■ EXERCISE OBJECTIVE: Your task is to give the data again, exactly, with every line intact.

■ DATA:
##########

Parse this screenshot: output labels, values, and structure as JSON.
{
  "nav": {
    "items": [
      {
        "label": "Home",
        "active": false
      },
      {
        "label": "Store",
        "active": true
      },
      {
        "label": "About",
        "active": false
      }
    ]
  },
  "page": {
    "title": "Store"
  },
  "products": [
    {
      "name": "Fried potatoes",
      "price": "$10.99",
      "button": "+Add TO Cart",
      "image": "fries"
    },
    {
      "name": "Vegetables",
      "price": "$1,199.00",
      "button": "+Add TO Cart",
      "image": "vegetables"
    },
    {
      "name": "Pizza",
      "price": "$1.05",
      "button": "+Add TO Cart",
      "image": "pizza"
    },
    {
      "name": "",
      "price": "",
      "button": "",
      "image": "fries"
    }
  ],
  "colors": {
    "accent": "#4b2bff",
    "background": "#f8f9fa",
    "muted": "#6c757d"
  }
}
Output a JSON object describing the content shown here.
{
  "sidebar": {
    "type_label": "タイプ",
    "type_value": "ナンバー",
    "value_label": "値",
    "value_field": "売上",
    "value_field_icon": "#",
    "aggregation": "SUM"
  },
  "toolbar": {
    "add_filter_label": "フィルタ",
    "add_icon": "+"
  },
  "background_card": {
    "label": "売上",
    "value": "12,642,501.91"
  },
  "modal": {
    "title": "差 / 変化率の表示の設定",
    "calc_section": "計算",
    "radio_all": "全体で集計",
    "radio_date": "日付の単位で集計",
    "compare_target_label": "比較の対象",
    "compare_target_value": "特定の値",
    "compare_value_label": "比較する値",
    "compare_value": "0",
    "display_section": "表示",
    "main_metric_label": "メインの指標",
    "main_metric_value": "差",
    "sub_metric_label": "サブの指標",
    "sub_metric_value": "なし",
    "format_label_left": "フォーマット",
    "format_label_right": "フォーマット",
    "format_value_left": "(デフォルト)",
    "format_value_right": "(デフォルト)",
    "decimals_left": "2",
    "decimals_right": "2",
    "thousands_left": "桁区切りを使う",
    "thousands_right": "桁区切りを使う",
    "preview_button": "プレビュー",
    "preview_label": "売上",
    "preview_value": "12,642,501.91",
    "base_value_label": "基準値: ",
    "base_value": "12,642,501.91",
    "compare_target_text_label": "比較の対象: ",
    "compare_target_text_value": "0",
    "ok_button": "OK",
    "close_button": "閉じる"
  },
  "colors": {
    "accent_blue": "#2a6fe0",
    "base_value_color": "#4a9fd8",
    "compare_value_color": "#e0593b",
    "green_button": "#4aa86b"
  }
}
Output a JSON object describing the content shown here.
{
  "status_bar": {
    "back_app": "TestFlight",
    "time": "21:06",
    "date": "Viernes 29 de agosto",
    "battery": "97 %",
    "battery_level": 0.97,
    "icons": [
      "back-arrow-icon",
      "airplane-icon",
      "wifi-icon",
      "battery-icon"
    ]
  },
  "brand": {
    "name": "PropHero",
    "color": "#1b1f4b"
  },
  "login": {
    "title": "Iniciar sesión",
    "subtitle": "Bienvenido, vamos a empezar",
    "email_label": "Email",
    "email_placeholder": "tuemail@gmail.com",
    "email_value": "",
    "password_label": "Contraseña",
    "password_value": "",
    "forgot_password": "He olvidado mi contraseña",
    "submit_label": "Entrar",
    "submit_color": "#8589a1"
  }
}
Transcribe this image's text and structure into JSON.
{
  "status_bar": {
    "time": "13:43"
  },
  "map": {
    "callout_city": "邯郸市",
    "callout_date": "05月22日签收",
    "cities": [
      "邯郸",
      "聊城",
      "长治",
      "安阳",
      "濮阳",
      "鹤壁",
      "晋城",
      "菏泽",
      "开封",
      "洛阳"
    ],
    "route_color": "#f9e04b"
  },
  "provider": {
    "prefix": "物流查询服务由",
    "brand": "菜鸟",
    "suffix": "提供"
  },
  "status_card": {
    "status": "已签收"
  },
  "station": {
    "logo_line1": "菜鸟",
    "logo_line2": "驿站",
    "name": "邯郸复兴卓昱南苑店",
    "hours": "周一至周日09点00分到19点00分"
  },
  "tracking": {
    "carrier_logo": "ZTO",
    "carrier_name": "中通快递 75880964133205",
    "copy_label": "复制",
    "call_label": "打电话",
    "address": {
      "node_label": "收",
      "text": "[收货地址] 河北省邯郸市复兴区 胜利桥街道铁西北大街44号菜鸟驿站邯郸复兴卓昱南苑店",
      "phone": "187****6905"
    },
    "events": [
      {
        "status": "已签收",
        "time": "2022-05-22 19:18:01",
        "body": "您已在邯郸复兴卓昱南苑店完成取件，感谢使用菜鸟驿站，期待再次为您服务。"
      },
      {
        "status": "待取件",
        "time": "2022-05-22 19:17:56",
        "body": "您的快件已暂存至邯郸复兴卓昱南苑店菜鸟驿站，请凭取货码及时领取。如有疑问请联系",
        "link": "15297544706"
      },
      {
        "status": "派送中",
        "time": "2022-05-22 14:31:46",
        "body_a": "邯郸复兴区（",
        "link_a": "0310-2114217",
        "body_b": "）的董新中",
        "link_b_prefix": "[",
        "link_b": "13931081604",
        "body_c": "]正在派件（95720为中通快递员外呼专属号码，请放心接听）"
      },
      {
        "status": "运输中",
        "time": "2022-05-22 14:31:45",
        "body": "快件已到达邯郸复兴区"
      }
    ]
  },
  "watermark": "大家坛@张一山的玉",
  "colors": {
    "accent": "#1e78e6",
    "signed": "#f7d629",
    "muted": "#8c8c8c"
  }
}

##########

■ WORKED ANSWER:
Parse this screenshot: output labels, values, and structure as JSON.
{
  "nav": {
    "items": [
      {
        "label": "Home",
        "active": false
      },
      {
        "label": "Store",
        "active": true
      },
      {
        "label": "About",
        "active": false
      }
    ]
  },
  "page": {
    "title": "Store"
  },
  "products": [
    {
      "name": "Fried potatoes",
      "price": "$10.99",
      "button": "+Add TO Cart",
      "image": "fries"
    },
    {
      "name": "Vegetables",
      "price": "$1,199.00",
      "button": "+Add TO Cart",
      "image": "vegetables"
    },
    {
      "name": "Pizza",
      "price": "$1.05",
      "button": "+Add TO Cart",
      "image": "pizza"
    },
    {
      "name": "",
      "price": "",
      "button": "",
      "image": "fries"
    }
  ],
  "colors": {
    "accent": "#4b2bff",
    "background": "#f8f9fa",
    "muted": "#6c757d"
  }
}
Output a JSON object describing the content shown here.
{
  "sidebar": {
    "type_label": "タイプ",
    "type_value": "ナンバー",
    "value_label": "値",
    "value_field": "売上",
    "value_field_icon": "#",
    "aggregation": "SUM"
  },
  "toolbar": {
    "add_filter_label": "フィルタ",
    "add_icon": "+"
  },
  "background_card": {
    "label": "売上",
    "value": "12,642,501.91"
  },
  "modal": {
    "title": "差 / 変化率の表示の設定",
    "calc_section": "計算",
    "radio_all": "全体で集計",
    "radio_date": "日付の単位で集計",
    "compare_target_label": "比較の対象",
    "compare_target_value": "特定の値",
    "compare_value_label": "比較する値",
    "compare_value": "0",
    "display_section": "表示",
    "main_metric_label": "メインの指標",
    "main_metric_value": "差",
    "sub_metric_label": "サブの指標",
    "sub_metric_value": "なし",
    "format_label_left": "フォーマット",
    "format_label_right": "フォーマット",
    "format_value_left": "(デフォルト)",
    "format_value_right": "(デフォルト)",
    "decimals_left": "2",
    "decimals_right": "2",
    "thousands_left": "桁区切りを使う",
    "thousands_right": "桁区切りを使う",
    "preview_button": "プレビュー",
    "preview_label": "売上",
    "preview_value": "12,642,501.91",
    "base_value_label": "基準値: ",
    "base_value": "12,642,501.91",
    "compare_target_text_label": "比較の対象: ",
    "compare_target_text_value": "0",
    "ok_button": "OK",
    "close_button": "閉じる"
  },
  "colors": {
    "accent_blue": "#2a6fe0",
    "base_value_color": "#4a9fd8",
    "compare_value_color": "#e0593b",
    "green_button": "#4aa86b"
  }
}
Output a JSON object describing the content shown here.
{
  "status_bar": {
    "back_app": "TestFlight",
    "time": "21:06",
    "date": "Viernes 29 de agosto",
    "battery": "97 %",
    "battery_level": 0.97,
    "icons": [
      "back-arrow-icon",
      "airplane-icon",
      "wifi-icon",
      "battery-icon"
    ]
  },
  "brand": {
    "name": "PropHero",
    "color": "#1b1f4b"
  },
  "login": {
    "title": "Iniciar sesión",
    "subtitle": "Bienvenido, vamos a empezar",
    "email_label": "Email",
    "email_placeholder": "tuemail@gmail.com",
    "email_value": "",
    "password_label": "Contraseña",
    "password_value": "",
    "forgot_password": "He olvidado mi contraseña",
    "submit_label": "Entrar",
    "submit_color": "#8589a1"
  }
}
Transcribe this image's text and structure into JSON.
{
  "status_bar": {
    "time": "13:43"
  },
  "map": {
    "callout_city": "邯郸市",
    "callout_date": "05月22日签收",
    "cities": [
      "邯郸",
      "聊城",
      "长治",
      "安阳",
      "濮阳",
      "鹤壁",
      "晋城",
      "菏泽",
      "开封",
      "洛阳"
    ],
    "route_color": "#f9e04b"
  },
  "provider": {
    "prefix": "物流查询服务由",
    "brand": "菜鸟",
    "suffix": "提供"
  },
  "status_card": {
    "status": "已签收"
  },
  "station": {
    "logo_line1": "菜鸟",
    "logo_line2": "驿站",
    "name": "邯郸复兴卓昱南苑店",
    "hours": "周一至周日09点00分到19点00分"
  },
  "tracking": {
    "carrier_logo": "ZTO",
    "carrier_name": "中通快递 75880964133205",
    "copy_label": "复制",
    "call_label": "打电话",
    "address": {
      "node_label": "收",
      "text": "[收货地址] 河北省邯郸市复兴区 胜利桥街道铁西北大街44号菜鸟驿站邯郸复兴卓昱南苑店",
      "phone": "187****6905"
    },
    "events": [
      {
        "status": "已签收",
        "time": "2022-05-22 19:18:01",
        "body": "您已在邯郸复兴卓昱南苑店完成取件，感谢使用菜鸟驿站，期待再次为您服务。"
      },
      {
        "status": "待取件",
        "time": "2022-05-22 19:17:56",
        "body": "您的快件已暂存至邯郸复兴卓昱南苑店菜鸟驿站，请凭取货码及时领取。如有疑问请联系",
        "link": "15297544706"
      },
      {
        "status": "派送中",
        "time": "2022-05-22 14:31:46",
        "body_a": "邯郸复兴区（",
        "link_a": "0310-2114217",
        "body_b": "）的董新中",
        "link_b_prefix": "[",
        "link_b": "13931081604",
        "body_c": "]正在派件（95720为中通快递员外呼专属号码，请放心接听）"
      },
      {
        "status": "运输中",
        "time": "2022-05-22 14:31:45",
        "body": "快件已到达邯郸复兴区"
      }
    ]
  },
  "watermark": "大家坛@张一山的玉",
  "colors": {
    "accent": "#1e78e6",
    "signed": "#f7d629",
    "muted": "#8c8c8c"
  }
}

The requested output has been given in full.